Reproduce the records below exactly, leaving out any pictures.

:: Task data

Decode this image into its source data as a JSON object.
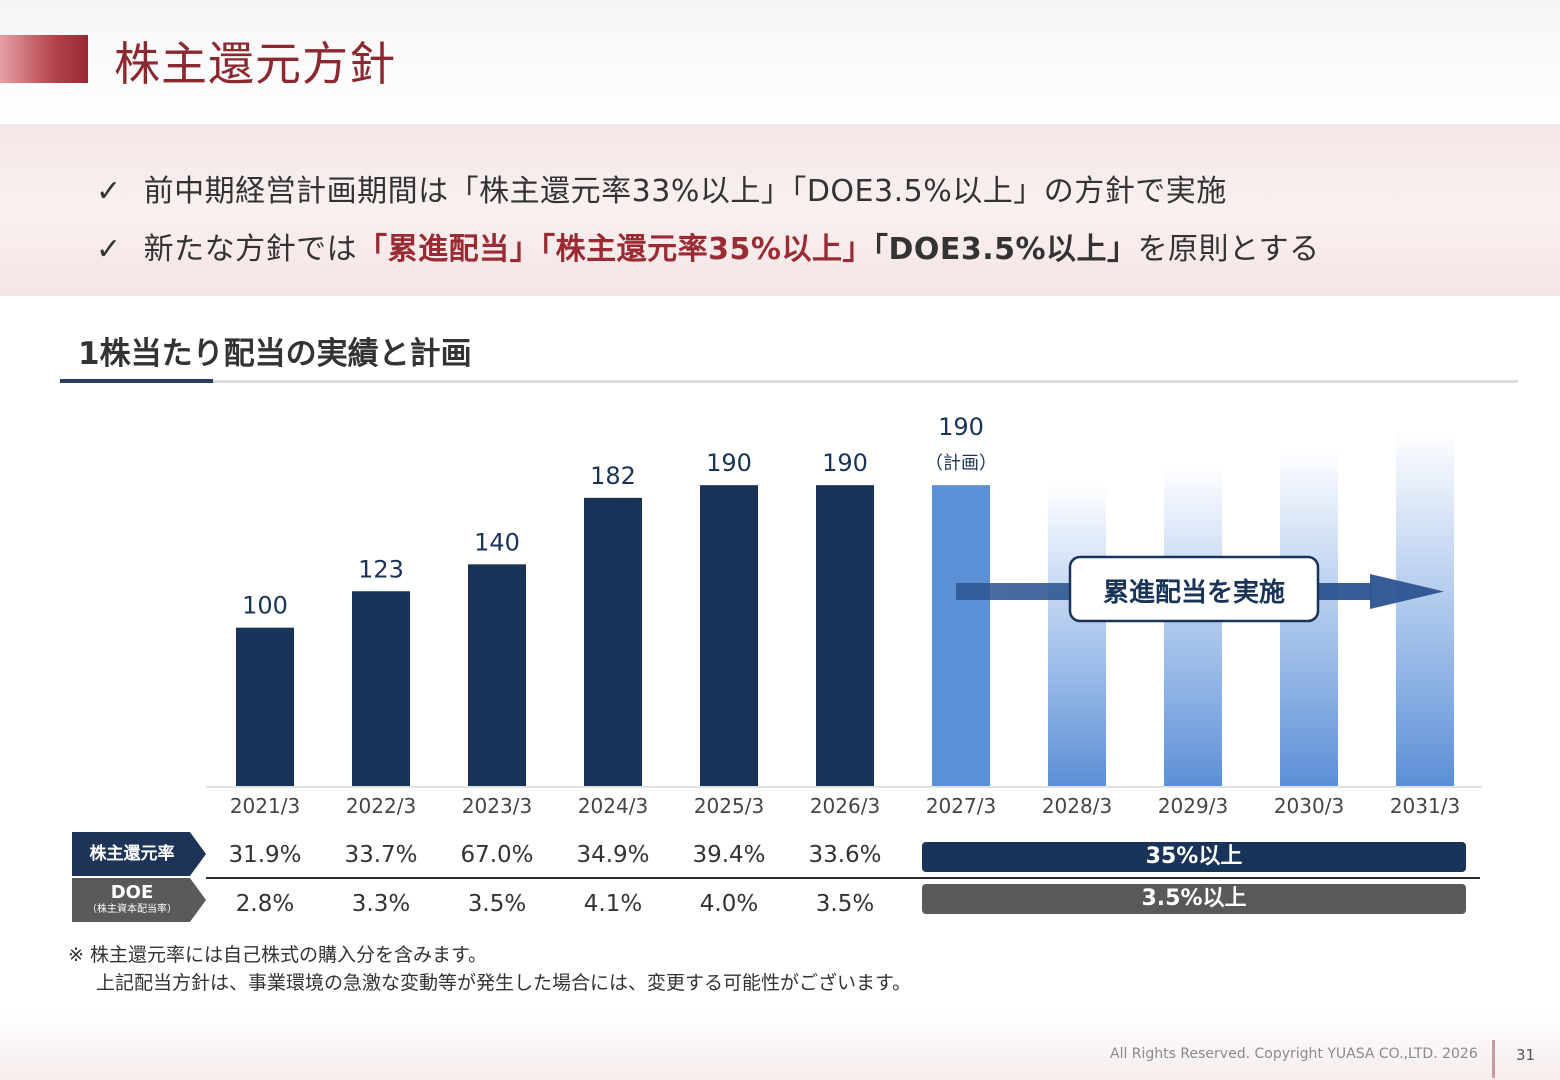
{
  "page": {
    "title": "株主還元方針",
    "bullets": [
      {
        "check": "✓",
        "text": "前中期経営計画期間は「株主還元率33%以上」「DOE3.5%以上」の方針で実施"
      },
      {
        "check": "✓",
        "prefix": "新たな方針では",
        "highlight_red": "「累進配当」「株主還元率35%以上」",
        "highlight_bold": "「DOE3.5%以上」",
        "suffix": "を原則とする"
      }
    ],
    "section_title": "1株当たり配当の実績と計画"
  },
  "chart_data": {
    "type": "bar",
    "categories": [
      "2021/3",
      "2022/3",
      "2023/3",
      "2024/3",
      "2025/3",
      "2026/3",
      "2027/3",
      "2028/3",
      "2029/3",
      "2030/3",
      "2031/3"
    ],
    "values": [
      100,
      123,
      140,
      182,
      190,
      190,
      190,
      null,
      null,
      null,
      null
    ],
    "data_labels": [
      "100",
      "123",
      "140",
      "182",
      "190",
      "190",
      "190",
      "",
      "",
      "",
      ""
    ],
    "plan_label": "（計画）",
    "arrow_label": "累進配当を実施",
    "ylim": [
      0,
      240
    ],
    "colors": {
      "actual": "#1a3358",
      "plan": "#5b8fd6",
      "future": "#6a9ade"
    }
  },
  "table": {
    "payout_label": "株主還元率",
    "payout_values": [
      "31.9%",
      "33.7%",
      "67.0%",
      "34.9%",
      "39.4%",
      "33.6%"
    ],
    "payout_target": "35%以上",
    "doe_label": "DOE",
    "doe_sublabel": "（株主資本配当率）",
    "doe_values": [
      "2.8%",
      "3.3%",
      "3.5%",
      "4.1%",
      "4.0%",
      "3.5%"
    ],
    "doe_target": "3.5%以上"
  },
  "notes": [
    "※ 株主還元率には自己株式の購入分を含みます。",
    "上記配当方針は、事業環境の急激な変動等が発生した場合には、変更する可能性がございます。"
  ],
  "footer": {
    "copyright": "All Rights Reserved. Copyright  YUASA CO.,LTD. 2026",
    "page_number": "31"
  }
}
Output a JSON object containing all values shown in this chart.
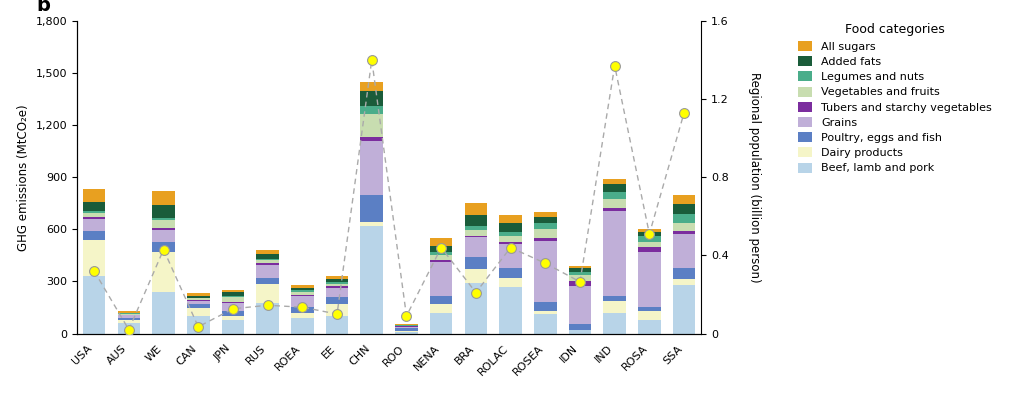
{
  "regions": [
    "USA",
    "AUS",
    "WE",
    "CAN",
    "JPN",
    "RUS",
    "ROEA",
    "EE",
    "CHN",
    "ROO",
    "NENA",
    "BRA",
    "ROLAC",
    "ROSEA",
    "IDN",
    "IND",
    "ROSA",
    "SSA"
  ],
  "food_categories": [
    "Beef, lamb and pork",
    "Dairy products",
    "Poultry, eggs and fish",
    "Grains",
    "Tubers and starchy vegetables",
    "Vegetables and fruits",
    "Legumes and nuts",
    "Added fats",
    "All sugars"
  ],
  "colors": [
    "#b8d4e8",
    "#f5f5c8",
    "#5b7fc4",
    "#c0afd8",
    "#7b2d9e",
    "#c8ddb0",
    "#4aad8a",
    "#1a5c3a",
    "#e8a020"
  ],
  "data": {
    "Beef, lamb and pork": [
      330,
      60,
      240,
      100,
      80,
      175,
      90,
      100,
      620,
      12,
      120,
      290,
      270,
      110,
      18,
      120,
      80,
      280
    ],
    "Dairy products": [
      210,
      20,
      230,
      50,
      20,
      110,
      30,
      70,
      20,
      5,
      50,
      80,
      50,
      20,
      3,
      70,
      50,
      35
    ],
    "Poultry, eggs and fish": [
      50,
      10,
      55,
      18,
      28,
      35,
      35,
      40,
      160,
      15,
      45,
      70,
      60,
      50,
      35,
      28,
      22,
      65
    ],
    "Grains": [
      70,
      15,
      70,
      22,
      48,
      75,
      60,
      55,
      310,
      7,
      195,
      115,
      135,
      355,
      220,
      490,
      320,
      195
    ],
    "Tubers and starchy vegetables": [
      10,
      3,
      12,
      3,
      8,
      12,
      7,
      8,
      22,
      3,
      12,
      8,
      12,
      16,
      28,
      15,
      25,
      18
    ],
    "Vegetables and fruits": [
      25,
      7,
      45,
      11,
      28,
      15,
      20,
      15,
      130,
      3,
      32,
      32,
      35,
      52,
      32,
      52,
      32,
      42
    ],
    "Legumes and nuts": [
      12,
      3,
      16,
      3,
      7,
      7,
      7,
      11,
      50,
      3,
      18,
      22,
      24,
      34,
      18,
      40,
      32,
      52
    ],
    "Added fats": [
      52,
      3,
      75,
      10,
      18,
      28,
      14,
      18,
      85,
      3,
      32,
      65,
      48,
      32,
      22,
      45,
      22,
      58
    ],
    "All sugars": [
      72,
      11,
      78,
      14,
      14,
      24,
      18,
      14,
      50,
      3,
      46,
      68,
      48,
      28,
      14,
      32,
      18,
      52
    ]
  },
  "population": [
    0.32,
    0.02,
    0.43,
    0.035,
    0.127,
    0.145,
    0.135,
    0.1,
    1.4,
    0.09,
    0.44,
    0.21,
    0.44,
    0.36,
    0.265,
    1.37,
    0.51,
    1.13
  ],
  "ylim_left": [
    0,
    1800
  ],
  "ylim_right": [
    0,
    1.6
  ],
  "yticks_left": [
    0,
    300,
    600,
    900,
    1200,
    1500,
    1800
  ],
  "ytick_labels_left": [
    "0",
    "300",
    "600",
    "900",
    "1,200",
    "1,500",
    "1,800"
  ],
  "yticks_right": [
    0,
    0.4,
    0.8,
    1.2,
    1.6
  ],
  "ytick_labels_right": [
    "0",
    "0.4",
    "0.8",
    "1.2",
    "1.6"
  ],
  "ylabel_left": "GHG emissions (MtCO₂e)",
  "ylabel_right": "Regional population (billion person)",
  "panel_label": "b",
  "legend_title": "Food categories"
}
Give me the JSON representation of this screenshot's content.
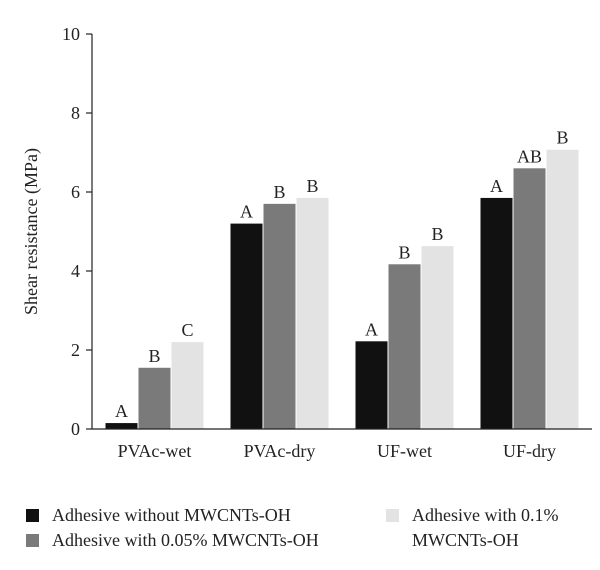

::::

* Solution *
Decode this image into its source data as a JSON object.
{
  "page": {
    "title": "株主還元方針",
    "bullets": [
      {
        "check": "✓",
        "text": "前中期経営計画期間は「株主還元率33%以上」「DOE3.5%以上」の方針で実施"
      },
      {
        "check": "✓",
        "prefix": "新たな方針では",
        "highlight_red": "「累進配当」「株主還元率35%以上」",
        "highlight_bold": "「DOE3.5%以上」",
        "suffix": "を原則とする"
      }
    ],
    "section_title": "1株当たり配当の実績と計画"
  },
  "chart_data": {
    "type": "bar",
    "categories": [
      "2021/3",
      "2022/3",
      "2023/3",
      "2024/3",
      "2025/3",
      "2026/3",
      "2027/3",
      "2028/3",
      "2029/3",
      "2030/3",
      "2031/3"
    ],
    "values": [
      100,
      123,
      140,
      182,
      190,
      190,
      190,
      null,
      null,
      null,
      null
    ],
    "data_labels": [
      "100",
      "123",
      "140",
      "182",
      "190",
      "190",
      "190",
      "",
      "",
      "",
      ""
    ],
    "plan_label": "（計画）",
    "arrow_label": "累進配当を実施",
    "ylim": [
      0,
      240
    ],
    "colors": {
      "actual": "#1a3358",
      "plan": "#5b8fd6",
      "future": "#6a9ade"
    }
  },
  "table": {
    "payout_label": "株主還元率",
    "payout_values": [
      "31.9%",
      "33.7%",
      "67.0%",
      "34.9%",
      "39.4%",
      "33.6%"
    ],
    "payout_target": "35%以上",
    "doe_label": "DOE",
    "doe_sublabel": "（株主資本配当率）",
    "doe_values": [
      "2.8%",
      "3.3%",
      "3.5%",
      "4.1%",
      "4.0%",
      "3.5%"
    ],
    "doe_target": "3.5%以上"
  },
  "notes": [
    "※ 株主還元率には自己株式の購入分を含みます。",
    "上記配当方針は、事業環境の急激な変動等が発生した場合には、変更する可能性がございます。"
  ],
  "footer": {
    "copyright": "All Rights Reserved. Copyright  YUASA CO.,LTD. 2026",
    "page_number": "31"
  }
}
Output a JSON object containing all values shown in this chart.
{
  "regions": [
    "USA",
    "AUS",
    "WE",
    "CAN",
    "JPN",
    "RUS",
    "ROEA",
    "EE",
    "CHN",
    "ROO",
    "NENA",
    "BRA",
    "ROLAC",
    "ROSEA",
    "IDN",
    "IND",
    "ROSA",
    "SSA"
  ],
  "food_categories": [
    "Beef, lamb and pork",
    "Dairy products",
    "Poultry, eggs and fish",
    "Grains",
    "Tubers and starchy vegetables",
    "Vegetables and fruits",
    "Legumes and nuts",
    "Added fats",
    "All sugars"
  ],
  "colors": [
    "#b8d4e8",
    "#f5f5c8",
    "#5b7fc4",
    "#c0afd8",
    "#7b2d9e",
    "#c8ddb0",
    "#4aad8a",
    "#1a5c3a",
    "#e8a020"
  ],
  "data": {
    "Beef, lamb and pork": [
      330,
      60,
      240,
      100,
      80,
      175,
      90,
      100,
      620,
      12,
      120,
      290,
      270,
      110,
      18,
      120,
      80,
      280
    ],
    "Dairy products": [
      210,
      20,
      230,
      50,
      20,
      110,
      30,
      70,
      20,
      5,
      50,
      80,
      50,
      20,
      3,
      70,
      50,
      35
    ],
    "Poultry, eggs and fish": [
      50,
      10,
      55,
      18,
      28,
      35,
      35,
      40,
      160,
      15,
      45,
      70,
      60,
      50,
      35,
      28,
      22,
      65
    ],
    "Grains": [
      70,
      15,
      70,
      22,
      48,
      75,
      60,
      55,
      310,
      7,
      195,
      115,
      135,
      355,
      220,
      490,
      320,
      195
    ],
    "Tubers and starchy vegetables": [
      10,
      3,
      12,
      3,
      8,
      12,
      7,
      8,
      22,
      3,
      12,
      8,
      12,
      16,
      28,
      15,
      25,
      18
    ],
    "Vegetables and fruits": [
      25,
      7,
      45,
      11,
      28,
      15,
      20,
      15,
      130,
      3,
      32,
      32,
      35,
      52,
      32,
      52,
      32,
      42
    ],
    "Legumes and nuts": [
      12,
      3,
      16,
      3,
      7,
      7,
      7,
      11,
      50,
      3,
      18,
      22,
      24,
      34,
      18,
      40,
      32,
      52
    ],
    "Added fats": [
      52,
      3,
      75,
      10,
      18,
      28,
      14,
      18,
      85,
      3,
      32,
      65,
      48,
      32,
      22,
      45,
      22,
      58
    ],
    "All sugars": [
      72,
      11,
      78,
      14,
      14,
      24,
      18,
      14,
      50,
      3,
      46,
      68,
      48,
      28,
      14,
      32,
      18,
      52
    ]
  },
  "population": [
    0.32,
    0.02,
    0.43,
    0.035,
    0.127,
    0.145,
    0.135,
    0.1,
    1.4,
    0.09,
    0.44,
    0.21,
    0.44,
    0.36,
    0.265,
    1.37,
    0.51,
    1.13
  ],
  "ylim_left": [
    0,
    1800
  ],
  "ylim_right": [
    0,
    1.6
  ],
  "yticks_left": [
    0,
    300,
    600,
    900,
    1200,
    1500,
    1800
  ],
  "ytick_labels_left": [
    "0",
    "300",
    "600",
    "900",
    "1,200",
    "1,500",
    "1,800"
  ],
  "yticks_right": [
    0,
    0.4,
    0.8,
    1.2,
    1.6
  ],
  "ytick_labels_right": [
    "0",
    "0.4",
    "0.8",
    "1.2",
    "1.6"
  ],
  "ylabel_left": "GHG emissions (MtCO₂e)",
  "ylabel_right": "Regional population (billion person)",
  "panel_label": "b",
  "legend_title": "Food categories"
}
Give me the JSON representation of this screenshot's content.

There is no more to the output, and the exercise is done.